Given data start
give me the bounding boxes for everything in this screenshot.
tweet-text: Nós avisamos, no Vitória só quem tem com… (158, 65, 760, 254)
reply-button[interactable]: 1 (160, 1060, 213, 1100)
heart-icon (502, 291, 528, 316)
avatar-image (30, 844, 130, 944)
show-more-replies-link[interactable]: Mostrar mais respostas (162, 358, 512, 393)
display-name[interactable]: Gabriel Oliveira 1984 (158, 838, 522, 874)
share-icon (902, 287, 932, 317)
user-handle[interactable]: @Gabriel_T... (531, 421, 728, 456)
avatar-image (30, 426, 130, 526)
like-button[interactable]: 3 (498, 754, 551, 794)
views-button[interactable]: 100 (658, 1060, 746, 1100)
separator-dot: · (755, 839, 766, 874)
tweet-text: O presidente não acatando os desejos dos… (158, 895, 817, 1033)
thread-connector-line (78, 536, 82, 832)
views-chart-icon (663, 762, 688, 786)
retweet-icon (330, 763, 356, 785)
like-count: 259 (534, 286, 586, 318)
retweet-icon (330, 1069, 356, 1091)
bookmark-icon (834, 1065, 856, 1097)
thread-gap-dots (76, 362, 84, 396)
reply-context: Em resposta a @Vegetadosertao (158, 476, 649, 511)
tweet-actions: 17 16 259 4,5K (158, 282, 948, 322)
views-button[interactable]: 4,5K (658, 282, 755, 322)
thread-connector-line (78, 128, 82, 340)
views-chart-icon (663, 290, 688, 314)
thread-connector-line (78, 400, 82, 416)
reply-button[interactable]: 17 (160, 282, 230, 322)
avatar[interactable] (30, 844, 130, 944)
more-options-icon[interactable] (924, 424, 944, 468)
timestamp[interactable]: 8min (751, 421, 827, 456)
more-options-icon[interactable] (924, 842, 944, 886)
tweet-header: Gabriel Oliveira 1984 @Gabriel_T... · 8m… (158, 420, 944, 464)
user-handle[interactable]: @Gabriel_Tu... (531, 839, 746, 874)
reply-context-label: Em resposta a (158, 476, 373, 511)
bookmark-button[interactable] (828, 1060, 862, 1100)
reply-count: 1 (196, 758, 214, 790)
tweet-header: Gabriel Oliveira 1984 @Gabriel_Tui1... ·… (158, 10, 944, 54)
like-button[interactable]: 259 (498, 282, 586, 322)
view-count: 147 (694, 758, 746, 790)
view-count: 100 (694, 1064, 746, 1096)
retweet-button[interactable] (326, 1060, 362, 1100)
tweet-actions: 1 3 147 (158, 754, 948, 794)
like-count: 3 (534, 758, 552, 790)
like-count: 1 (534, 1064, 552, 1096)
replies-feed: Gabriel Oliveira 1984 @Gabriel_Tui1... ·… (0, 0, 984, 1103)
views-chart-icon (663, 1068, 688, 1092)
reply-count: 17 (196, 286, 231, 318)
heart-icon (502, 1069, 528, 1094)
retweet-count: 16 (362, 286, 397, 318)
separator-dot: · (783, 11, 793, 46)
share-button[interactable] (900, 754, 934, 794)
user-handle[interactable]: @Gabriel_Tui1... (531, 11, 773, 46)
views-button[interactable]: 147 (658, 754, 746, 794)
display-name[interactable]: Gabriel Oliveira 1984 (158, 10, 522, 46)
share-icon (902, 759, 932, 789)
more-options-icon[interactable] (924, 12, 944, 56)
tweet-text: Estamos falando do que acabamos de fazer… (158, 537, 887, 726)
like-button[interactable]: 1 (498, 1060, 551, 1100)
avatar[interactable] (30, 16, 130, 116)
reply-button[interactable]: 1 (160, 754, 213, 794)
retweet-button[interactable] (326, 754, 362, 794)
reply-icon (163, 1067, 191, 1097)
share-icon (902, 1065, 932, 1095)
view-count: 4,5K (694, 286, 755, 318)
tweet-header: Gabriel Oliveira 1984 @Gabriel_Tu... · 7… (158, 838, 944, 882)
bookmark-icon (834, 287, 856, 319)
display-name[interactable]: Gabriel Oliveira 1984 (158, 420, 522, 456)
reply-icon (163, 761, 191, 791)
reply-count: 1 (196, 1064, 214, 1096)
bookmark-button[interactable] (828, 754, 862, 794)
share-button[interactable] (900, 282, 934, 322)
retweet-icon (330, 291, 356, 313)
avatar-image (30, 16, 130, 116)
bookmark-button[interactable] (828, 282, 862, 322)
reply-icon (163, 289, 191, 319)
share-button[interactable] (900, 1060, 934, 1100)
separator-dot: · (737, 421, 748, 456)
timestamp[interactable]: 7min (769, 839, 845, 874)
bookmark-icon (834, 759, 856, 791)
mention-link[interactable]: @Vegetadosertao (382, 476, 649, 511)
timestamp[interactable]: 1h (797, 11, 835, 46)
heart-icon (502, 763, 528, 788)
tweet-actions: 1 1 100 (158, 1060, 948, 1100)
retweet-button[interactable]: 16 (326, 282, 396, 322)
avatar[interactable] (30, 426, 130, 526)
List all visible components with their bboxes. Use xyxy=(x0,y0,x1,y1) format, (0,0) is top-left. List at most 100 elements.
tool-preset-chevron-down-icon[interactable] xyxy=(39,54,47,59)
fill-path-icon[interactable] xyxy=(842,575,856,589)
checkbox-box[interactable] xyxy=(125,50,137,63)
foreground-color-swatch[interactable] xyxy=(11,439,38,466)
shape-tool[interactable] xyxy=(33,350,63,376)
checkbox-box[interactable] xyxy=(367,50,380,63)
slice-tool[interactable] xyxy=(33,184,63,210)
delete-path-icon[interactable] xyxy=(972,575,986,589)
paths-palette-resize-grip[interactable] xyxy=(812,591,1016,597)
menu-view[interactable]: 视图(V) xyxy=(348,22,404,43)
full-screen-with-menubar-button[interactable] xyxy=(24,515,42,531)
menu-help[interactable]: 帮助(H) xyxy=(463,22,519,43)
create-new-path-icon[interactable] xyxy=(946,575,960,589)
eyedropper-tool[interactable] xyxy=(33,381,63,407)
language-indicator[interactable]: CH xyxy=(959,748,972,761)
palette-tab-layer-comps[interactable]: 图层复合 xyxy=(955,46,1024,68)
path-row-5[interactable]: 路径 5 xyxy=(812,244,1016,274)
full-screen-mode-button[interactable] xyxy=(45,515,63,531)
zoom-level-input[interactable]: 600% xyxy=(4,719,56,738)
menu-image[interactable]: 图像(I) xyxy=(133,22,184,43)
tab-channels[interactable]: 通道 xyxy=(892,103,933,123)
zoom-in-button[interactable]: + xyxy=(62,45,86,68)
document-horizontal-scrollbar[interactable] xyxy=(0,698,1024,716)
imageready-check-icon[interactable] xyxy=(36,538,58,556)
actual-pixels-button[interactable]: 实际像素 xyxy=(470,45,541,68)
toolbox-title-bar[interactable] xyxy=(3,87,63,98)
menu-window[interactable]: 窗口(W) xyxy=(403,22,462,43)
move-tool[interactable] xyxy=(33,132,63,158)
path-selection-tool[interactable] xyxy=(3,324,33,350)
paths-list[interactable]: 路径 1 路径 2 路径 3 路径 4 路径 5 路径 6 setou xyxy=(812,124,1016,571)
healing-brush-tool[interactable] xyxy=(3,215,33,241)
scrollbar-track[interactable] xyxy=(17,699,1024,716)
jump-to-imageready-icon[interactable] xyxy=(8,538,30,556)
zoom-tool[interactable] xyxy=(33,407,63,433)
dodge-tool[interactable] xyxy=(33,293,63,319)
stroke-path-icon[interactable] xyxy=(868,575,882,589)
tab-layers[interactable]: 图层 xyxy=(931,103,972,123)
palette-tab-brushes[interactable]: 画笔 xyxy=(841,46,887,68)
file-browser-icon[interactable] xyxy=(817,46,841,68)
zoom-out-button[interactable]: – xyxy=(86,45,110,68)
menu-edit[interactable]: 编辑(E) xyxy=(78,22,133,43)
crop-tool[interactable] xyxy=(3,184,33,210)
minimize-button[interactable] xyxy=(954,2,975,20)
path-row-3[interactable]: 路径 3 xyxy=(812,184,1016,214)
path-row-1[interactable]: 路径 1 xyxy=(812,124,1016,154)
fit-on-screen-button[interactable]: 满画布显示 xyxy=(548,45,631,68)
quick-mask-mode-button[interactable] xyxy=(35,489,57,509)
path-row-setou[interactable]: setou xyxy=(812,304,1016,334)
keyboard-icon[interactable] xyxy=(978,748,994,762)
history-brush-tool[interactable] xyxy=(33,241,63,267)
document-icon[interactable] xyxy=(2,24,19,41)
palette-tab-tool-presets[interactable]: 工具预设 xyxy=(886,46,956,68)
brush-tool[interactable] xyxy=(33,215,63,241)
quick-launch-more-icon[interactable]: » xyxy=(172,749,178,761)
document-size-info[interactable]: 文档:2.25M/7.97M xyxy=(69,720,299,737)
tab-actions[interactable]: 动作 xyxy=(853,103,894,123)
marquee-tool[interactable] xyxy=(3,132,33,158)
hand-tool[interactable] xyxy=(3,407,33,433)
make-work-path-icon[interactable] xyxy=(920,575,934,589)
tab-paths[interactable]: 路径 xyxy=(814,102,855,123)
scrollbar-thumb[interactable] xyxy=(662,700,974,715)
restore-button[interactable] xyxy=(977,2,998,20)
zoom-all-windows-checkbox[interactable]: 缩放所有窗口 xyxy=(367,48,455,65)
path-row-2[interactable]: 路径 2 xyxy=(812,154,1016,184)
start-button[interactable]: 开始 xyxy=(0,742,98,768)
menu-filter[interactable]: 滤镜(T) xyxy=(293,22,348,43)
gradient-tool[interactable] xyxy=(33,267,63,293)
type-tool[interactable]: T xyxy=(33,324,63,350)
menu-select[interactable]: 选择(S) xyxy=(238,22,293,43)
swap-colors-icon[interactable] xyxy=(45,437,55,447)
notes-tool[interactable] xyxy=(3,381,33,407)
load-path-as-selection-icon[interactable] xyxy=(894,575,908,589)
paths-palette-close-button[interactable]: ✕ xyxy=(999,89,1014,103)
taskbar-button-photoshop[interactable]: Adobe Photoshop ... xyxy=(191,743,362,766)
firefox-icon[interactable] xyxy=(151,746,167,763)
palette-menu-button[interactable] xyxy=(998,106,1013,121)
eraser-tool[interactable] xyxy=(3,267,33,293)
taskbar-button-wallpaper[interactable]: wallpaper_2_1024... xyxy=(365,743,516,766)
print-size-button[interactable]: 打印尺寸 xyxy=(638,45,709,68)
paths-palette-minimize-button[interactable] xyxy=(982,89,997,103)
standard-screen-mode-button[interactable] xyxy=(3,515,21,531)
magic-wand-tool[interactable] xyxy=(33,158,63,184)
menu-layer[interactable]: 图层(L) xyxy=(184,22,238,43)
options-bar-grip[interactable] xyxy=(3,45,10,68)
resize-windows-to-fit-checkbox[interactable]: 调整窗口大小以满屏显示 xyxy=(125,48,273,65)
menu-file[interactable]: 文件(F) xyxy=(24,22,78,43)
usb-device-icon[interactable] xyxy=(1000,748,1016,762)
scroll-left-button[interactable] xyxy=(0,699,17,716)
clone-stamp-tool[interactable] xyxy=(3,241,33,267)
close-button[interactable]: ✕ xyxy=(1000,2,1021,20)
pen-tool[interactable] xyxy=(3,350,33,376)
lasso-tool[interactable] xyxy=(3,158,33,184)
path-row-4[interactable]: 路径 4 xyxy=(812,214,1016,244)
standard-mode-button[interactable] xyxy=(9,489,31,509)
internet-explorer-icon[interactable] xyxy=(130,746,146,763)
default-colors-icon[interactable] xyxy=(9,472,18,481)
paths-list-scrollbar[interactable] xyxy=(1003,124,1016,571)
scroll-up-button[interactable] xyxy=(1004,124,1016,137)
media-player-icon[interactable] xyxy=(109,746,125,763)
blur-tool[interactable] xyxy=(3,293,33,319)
Given data end
Exercise prompt
Could you rewrite the material from its first line through the line containing "avatar-image (30, 844, 130, 944)" as a Markdown table with the columns Row and Line, leaving out any blank lines?

Written response
| Row | Line |
|---|---|
| 1 | give me the bounding boxes for everything in this screenshot. |
| 2 | tweet-text: Nós avisamos, no Vitória só quem tem com… (158, 65, 760, 254) |
| 3 | reply-button[interactable]: 1 (160, 1060, 213, 1100) |
| 4 | heart-icon (502, 291, 528, 316) |
| 5 | avatar-image (30, 844, 130, 944) |